SET TASK:
Report how many lines in the records below contain the word "coated". Give only the number.

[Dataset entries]
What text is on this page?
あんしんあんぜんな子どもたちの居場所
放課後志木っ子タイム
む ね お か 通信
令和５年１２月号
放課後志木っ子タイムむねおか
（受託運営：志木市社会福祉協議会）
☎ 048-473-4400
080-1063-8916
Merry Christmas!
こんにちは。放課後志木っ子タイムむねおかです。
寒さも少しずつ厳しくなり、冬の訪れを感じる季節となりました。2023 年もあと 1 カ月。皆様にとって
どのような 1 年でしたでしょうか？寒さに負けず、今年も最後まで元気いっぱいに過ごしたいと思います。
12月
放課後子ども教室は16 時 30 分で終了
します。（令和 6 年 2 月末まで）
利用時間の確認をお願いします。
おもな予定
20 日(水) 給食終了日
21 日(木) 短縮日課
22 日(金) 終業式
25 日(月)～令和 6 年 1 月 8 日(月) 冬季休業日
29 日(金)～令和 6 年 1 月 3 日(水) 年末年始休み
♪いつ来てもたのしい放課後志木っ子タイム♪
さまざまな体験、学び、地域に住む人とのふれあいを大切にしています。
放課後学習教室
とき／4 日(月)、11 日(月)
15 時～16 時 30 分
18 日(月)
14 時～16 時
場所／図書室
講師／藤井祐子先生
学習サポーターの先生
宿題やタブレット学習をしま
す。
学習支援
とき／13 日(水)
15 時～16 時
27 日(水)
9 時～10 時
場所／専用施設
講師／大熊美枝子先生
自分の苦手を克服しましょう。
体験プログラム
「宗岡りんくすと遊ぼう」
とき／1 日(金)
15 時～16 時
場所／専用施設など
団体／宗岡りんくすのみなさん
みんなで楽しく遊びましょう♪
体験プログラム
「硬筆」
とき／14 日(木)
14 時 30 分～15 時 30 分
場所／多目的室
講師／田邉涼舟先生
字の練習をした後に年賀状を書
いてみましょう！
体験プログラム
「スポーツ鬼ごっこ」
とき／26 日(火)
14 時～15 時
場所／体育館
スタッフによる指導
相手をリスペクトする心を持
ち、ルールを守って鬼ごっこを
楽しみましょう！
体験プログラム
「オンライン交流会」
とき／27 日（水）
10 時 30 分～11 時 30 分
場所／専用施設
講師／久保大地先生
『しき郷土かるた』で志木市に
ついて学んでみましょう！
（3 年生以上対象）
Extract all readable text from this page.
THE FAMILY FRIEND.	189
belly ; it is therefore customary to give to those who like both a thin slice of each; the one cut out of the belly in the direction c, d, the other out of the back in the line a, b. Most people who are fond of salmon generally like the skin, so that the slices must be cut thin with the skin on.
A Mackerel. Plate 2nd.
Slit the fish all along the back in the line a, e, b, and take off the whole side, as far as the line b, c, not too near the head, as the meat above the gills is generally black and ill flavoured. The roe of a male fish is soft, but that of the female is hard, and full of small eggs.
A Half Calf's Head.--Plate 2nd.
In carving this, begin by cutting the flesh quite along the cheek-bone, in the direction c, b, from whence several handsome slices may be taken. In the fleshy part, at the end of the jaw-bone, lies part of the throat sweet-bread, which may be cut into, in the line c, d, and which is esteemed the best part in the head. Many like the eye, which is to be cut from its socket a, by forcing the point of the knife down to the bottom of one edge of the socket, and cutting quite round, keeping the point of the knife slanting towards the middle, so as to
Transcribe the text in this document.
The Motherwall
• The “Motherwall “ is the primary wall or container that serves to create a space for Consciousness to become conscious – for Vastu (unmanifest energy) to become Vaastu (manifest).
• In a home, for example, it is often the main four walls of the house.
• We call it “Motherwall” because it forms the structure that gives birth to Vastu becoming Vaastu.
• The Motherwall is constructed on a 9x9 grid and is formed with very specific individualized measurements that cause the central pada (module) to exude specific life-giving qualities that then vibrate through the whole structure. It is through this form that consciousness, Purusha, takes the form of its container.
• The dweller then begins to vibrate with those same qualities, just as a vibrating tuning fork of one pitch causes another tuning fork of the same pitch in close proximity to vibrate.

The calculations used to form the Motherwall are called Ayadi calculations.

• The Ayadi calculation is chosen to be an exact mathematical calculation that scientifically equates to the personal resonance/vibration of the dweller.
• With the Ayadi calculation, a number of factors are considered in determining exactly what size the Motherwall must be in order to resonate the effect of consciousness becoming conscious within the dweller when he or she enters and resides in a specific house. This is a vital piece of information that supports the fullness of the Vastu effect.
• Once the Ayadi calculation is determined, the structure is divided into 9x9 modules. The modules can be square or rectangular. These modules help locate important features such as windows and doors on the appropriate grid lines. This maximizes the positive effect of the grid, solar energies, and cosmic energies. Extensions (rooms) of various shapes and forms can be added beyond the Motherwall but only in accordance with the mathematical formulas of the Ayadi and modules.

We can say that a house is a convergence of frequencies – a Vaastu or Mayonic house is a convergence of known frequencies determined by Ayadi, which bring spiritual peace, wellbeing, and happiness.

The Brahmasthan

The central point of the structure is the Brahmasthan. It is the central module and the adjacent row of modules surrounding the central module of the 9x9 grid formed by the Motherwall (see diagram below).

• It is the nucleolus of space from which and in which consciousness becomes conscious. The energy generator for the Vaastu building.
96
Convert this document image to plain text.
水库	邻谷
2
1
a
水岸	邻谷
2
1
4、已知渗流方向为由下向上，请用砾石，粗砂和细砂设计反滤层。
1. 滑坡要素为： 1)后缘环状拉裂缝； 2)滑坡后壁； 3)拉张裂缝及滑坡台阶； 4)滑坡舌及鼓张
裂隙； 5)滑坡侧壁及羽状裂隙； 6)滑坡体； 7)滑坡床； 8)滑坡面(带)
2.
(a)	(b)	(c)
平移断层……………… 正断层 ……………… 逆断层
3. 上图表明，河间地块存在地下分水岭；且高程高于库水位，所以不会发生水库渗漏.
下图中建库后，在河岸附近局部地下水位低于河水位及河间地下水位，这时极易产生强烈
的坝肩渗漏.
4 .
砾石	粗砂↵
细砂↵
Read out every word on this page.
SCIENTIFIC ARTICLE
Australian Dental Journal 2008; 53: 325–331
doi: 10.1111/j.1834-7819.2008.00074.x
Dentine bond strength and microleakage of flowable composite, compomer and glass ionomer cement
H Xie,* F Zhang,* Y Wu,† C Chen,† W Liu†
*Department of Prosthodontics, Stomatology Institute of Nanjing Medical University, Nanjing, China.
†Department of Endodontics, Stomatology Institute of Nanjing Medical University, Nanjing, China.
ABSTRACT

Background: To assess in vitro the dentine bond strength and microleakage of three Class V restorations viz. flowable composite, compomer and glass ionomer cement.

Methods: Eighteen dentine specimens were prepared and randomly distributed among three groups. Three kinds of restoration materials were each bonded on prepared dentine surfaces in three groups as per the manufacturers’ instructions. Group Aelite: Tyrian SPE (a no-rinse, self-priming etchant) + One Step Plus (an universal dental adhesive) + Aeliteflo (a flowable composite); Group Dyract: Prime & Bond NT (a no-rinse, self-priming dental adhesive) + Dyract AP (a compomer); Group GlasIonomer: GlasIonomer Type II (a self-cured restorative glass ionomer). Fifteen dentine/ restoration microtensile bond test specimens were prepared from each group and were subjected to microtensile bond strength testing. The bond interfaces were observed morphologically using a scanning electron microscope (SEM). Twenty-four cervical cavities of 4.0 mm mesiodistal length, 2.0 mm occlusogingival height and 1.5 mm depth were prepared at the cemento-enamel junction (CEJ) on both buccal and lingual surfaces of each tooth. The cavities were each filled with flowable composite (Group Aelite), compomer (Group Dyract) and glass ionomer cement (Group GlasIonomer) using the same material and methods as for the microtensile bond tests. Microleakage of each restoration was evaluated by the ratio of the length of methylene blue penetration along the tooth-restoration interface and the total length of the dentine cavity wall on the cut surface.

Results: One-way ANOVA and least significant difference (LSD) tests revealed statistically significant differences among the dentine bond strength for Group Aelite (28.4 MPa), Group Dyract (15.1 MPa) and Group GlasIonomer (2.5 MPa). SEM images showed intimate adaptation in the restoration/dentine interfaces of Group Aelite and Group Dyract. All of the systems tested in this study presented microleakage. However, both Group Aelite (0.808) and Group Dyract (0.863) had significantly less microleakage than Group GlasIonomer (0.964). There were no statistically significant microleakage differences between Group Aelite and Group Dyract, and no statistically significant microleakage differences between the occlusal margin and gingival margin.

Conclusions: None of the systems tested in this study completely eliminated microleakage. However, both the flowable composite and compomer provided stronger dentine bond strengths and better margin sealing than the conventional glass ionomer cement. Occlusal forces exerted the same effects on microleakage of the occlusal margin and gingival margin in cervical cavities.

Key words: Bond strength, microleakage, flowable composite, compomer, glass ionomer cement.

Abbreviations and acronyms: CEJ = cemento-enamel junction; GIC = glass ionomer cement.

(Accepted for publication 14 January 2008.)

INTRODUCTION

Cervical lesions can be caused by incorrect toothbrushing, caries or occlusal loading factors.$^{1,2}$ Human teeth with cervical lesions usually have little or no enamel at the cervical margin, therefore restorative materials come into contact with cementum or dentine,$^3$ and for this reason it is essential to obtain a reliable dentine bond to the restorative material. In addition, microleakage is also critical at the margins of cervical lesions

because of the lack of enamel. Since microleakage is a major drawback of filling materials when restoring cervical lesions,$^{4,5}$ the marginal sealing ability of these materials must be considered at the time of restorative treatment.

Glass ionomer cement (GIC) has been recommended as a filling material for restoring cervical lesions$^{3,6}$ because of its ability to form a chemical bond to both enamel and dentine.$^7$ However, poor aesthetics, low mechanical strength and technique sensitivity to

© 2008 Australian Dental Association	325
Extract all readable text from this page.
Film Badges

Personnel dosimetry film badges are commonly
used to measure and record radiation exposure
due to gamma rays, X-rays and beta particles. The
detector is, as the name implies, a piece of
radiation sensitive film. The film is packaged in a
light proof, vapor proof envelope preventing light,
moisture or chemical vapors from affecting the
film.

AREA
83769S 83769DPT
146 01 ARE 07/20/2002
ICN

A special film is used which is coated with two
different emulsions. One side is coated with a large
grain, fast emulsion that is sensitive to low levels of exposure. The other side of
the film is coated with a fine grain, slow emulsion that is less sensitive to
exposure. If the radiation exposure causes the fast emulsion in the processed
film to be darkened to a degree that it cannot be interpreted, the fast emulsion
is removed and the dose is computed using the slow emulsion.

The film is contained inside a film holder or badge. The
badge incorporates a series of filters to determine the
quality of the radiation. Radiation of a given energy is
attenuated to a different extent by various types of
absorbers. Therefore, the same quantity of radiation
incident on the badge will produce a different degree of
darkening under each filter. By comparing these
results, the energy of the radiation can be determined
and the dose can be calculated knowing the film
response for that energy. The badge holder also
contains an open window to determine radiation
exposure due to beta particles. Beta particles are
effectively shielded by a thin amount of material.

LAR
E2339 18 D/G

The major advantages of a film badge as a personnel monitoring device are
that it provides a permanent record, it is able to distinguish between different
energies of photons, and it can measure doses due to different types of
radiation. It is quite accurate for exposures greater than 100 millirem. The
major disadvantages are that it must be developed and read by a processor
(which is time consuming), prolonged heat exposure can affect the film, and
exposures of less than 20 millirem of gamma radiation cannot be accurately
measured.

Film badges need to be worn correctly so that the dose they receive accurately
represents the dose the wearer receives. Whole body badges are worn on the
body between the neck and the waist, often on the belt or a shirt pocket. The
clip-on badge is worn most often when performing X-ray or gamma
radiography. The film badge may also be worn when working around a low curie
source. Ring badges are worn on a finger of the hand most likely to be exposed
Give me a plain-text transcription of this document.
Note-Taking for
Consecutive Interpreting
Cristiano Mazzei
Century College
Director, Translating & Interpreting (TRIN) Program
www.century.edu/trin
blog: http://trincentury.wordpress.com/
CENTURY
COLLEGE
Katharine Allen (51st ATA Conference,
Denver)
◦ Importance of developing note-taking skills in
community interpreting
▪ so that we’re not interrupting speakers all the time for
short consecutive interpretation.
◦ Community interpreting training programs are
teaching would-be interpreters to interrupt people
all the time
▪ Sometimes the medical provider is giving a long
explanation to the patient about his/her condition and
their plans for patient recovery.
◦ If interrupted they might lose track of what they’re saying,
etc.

REPLY:
3